[START OF Dataset excerpts]
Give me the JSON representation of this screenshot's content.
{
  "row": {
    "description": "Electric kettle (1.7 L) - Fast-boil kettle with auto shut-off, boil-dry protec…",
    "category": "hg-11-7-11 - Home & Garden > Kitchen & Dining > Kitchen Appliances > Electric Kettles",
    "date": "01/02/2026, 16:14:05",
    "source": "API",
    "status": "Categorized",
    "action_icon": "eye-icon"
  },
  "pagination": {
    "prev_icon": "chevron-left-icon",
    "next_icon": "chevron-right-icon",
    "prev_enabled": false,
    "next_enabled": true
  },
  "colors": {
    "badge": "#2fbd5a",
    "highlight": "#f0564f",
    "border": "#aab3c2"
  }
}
[END OF Dataset excerpts]
• Challenge
Using the records above, list each line that includes "Electric".

• Completed task
    "description": "Electric kettle (1.7 L) - Fast-boil kettle with auto shut-off, boil-dry protec…",
    "category": "hg-11-7-11 - Home & Garden > Kitchen & Dining > Kitchen Appliances > Electric Kettles",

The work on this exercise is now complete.